- _REQUIREMENT_
All of the material should be reproduced exactly, with pictures left out.

Begin RECORDS TO PROCESS

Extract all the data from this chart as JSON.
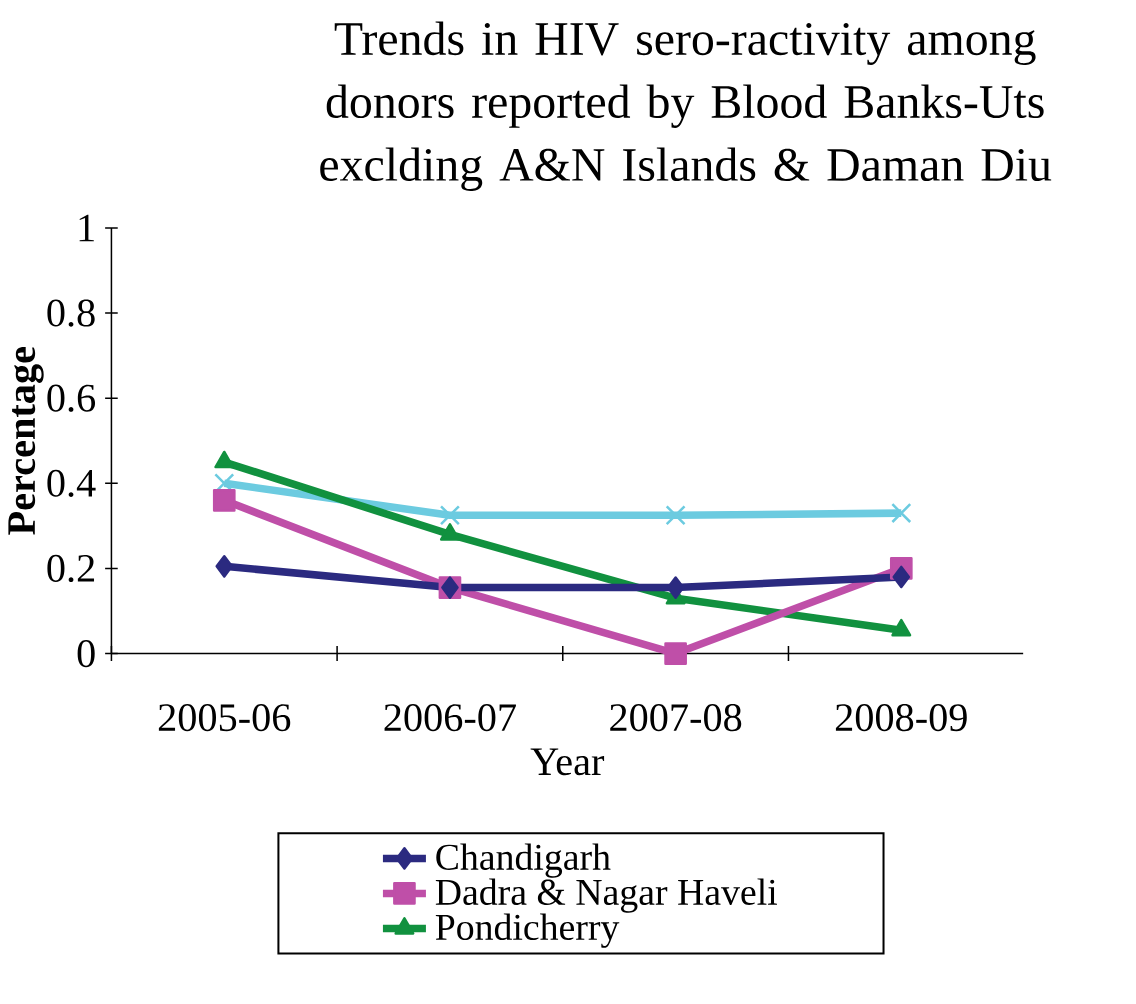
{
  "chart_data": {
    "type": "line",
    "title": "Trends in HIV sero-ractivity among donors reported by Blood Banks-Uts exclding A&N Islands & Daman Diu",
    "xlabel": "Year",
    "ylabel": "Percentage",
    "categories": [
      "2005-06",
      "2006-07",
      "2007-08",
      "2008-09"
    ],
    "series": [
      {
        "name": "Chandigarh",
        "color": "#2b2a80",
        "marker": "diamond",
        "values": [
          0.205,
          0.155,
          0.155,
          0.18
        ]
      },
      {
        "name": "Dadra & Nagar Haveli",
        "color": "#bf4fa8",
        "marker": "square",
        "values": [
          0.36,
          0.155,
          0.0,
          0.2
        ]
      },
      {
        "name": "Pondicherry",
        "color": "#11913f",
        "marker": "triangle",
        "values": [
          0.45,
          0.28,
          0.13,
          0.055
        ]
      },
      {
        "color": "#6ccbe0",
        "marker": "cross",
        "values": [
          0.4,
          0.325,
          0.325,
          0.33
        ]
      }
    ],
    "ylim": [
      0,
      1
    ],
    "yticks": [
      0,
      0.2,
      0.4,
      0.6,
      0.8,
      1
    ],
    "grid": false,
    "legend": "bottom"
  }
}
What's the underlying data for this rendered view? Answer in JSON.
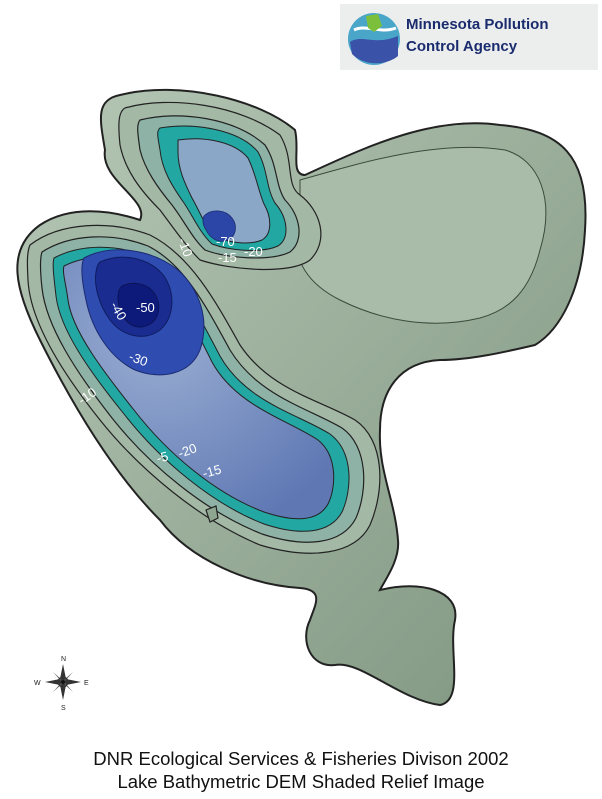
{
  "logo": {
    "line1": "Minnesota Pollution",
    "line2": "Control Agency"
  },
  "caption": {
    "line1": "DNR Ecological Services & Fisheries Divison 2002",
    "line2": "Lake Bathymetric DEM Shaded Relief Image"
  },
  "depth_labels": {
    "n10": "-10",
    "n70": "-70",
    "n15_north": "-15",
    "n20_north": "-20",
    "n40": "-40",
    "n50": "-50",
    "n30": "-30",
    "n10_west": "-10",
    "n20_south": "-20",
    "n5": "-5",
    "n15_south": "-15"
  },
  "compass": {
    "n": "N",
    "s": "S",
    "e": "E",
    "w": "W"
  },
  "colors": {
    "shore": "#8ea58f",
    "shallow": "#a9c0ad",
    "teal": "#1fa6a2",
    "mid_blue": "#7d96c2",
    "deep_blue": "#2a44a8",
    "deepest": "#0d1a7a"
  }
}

End RECORDS TO PROCESS

- _ANSWER TO THE TASK_
Extract all the data from this chart as JSON.
{
  "chart_data": {
    "type": "line",
    "title": "Trends in HIV sero-ractivity among donors reported by Blood Banks-Uts exclding A&N Islands & Daman Diu",
    "xlabel": "Year",
    "ylabel": "Percentage",
    "categories": [
      "2005-06",
      "2006-07",
      "2007-08",
      "2008-09"
    ],
    "series": [
      {
        "name": "Chandigarh",
        "color": "#2b2a80",
        "marker": "diamond",
        "values": [
          0.205,
          0.155,
          0.155,
          0.18
        ]
      },
      {
        "name": "Dadra & Nagar Haveli",
        "color": "#bf4fa8",
        "marker": "square",
        "values": [
          0.36,
          0.155,
          0.0,
          0.2
        ]
      },
      {
        "name": "Pondicherry",
        "color": "#11913f",
        "marker": "triangle",
        "values": [
          0.45,
          0.28,
          0.13,
          0.055
        ]
      },
      {
        "color": "#6ccbe0",
        "marker": "cross",
        "values": [
          0.4,
          0.325,
          0.325,
          0.33
        ]
      }
    ],
    "ylim": [
      0,
      1
    ],
    "yticks": [
      0,
      0.2,
      0.4,
      0.6,
      0.8,
      1
    ],
    "grid": false,
    "legend": "bottom"
  }
}
What's the underlying data for this rendered view? Answer in JSON.
{
  "logo": {
    "line1": "Minnesota Pollution",
    "line2": "Control Agency"
  },
  "caption": {
    "line1": "DNR Ecological Services & Fisheries Divison 2002",
    "line2": "Lake Bathymetric DEM Shaded Relief Image"
  },
  "depth_labels": {
    "n10": "-10",
    "n70": "-70",
    "n15_north": "-15",
    "n20_north": "-20",
    "n40": "-40",
    "n50": "-50",
    "n30": "-30",
    "n10_west": "-10",
    "n20_south": "-20",
    "n5": "-5",
    "n15_south": "-15"
  },
  "compass": {
    "n": "N",
    "s": "S",
    "e": "E",
    "w": "W"
  },
  "colors": {
    "shore": "#8ea58f",
    "shallow": "#a9c0ad",
    "teal": "#1fa6a2",
    "mid_blue": "#7d96c2",
    "deep_blue": "#2a44a8",
    "deepest": "#0d1a7a"
  }
}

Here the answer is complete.